**Exercise:** Below are the entries; count the lines in them that contain the word "will" and give only the number.

----

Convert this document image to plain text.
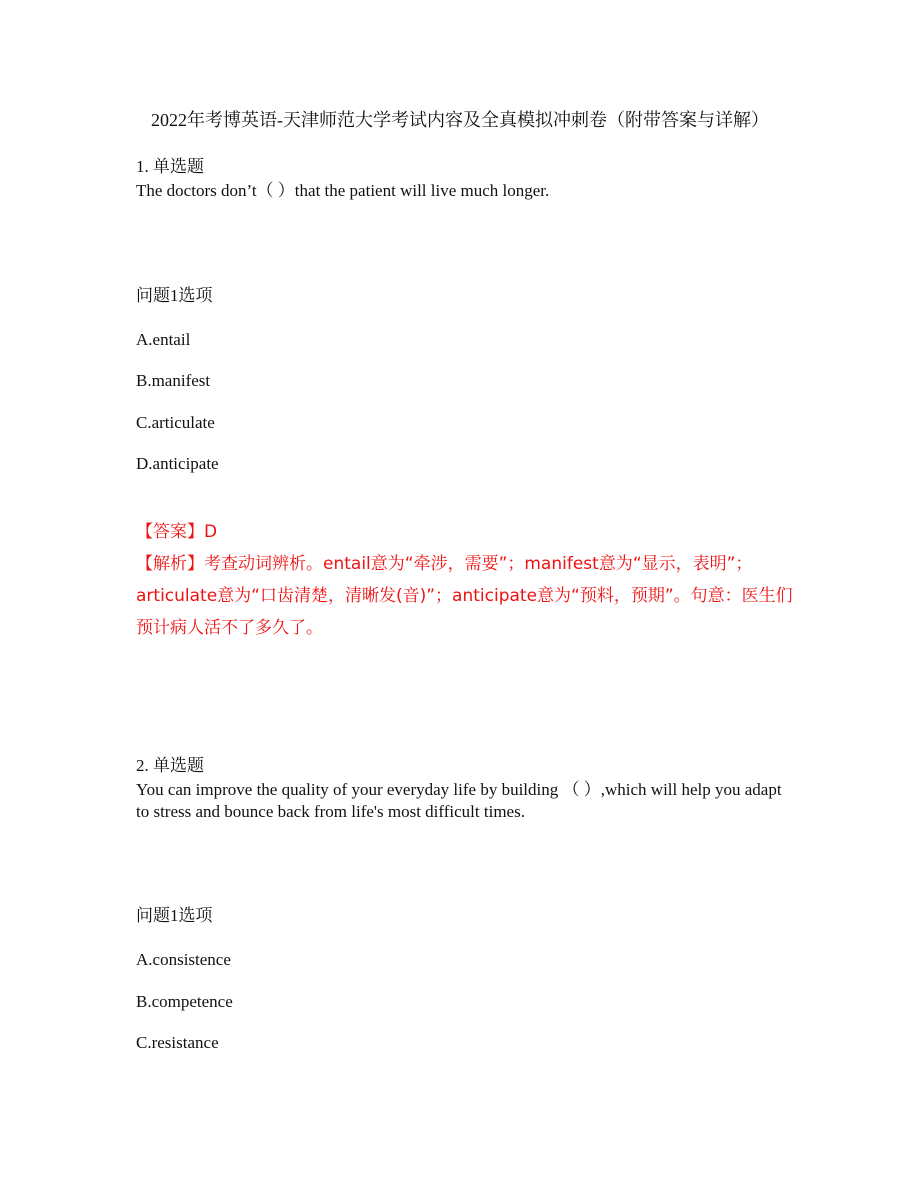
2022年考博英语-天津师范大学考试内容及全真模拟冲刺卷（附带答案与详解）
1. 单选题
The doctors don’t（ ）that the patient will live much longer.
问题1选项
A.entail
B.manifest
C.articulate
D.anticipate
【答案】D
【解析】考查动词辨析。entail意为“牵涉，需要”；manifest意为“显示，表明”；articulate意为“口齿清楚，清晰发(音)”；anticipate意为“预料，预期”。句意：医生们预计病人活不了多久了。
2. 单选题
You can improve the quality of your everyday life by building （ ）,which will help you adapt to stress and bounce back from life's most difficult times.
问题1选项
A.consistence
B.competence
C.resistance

----

**Solved exercise:** 2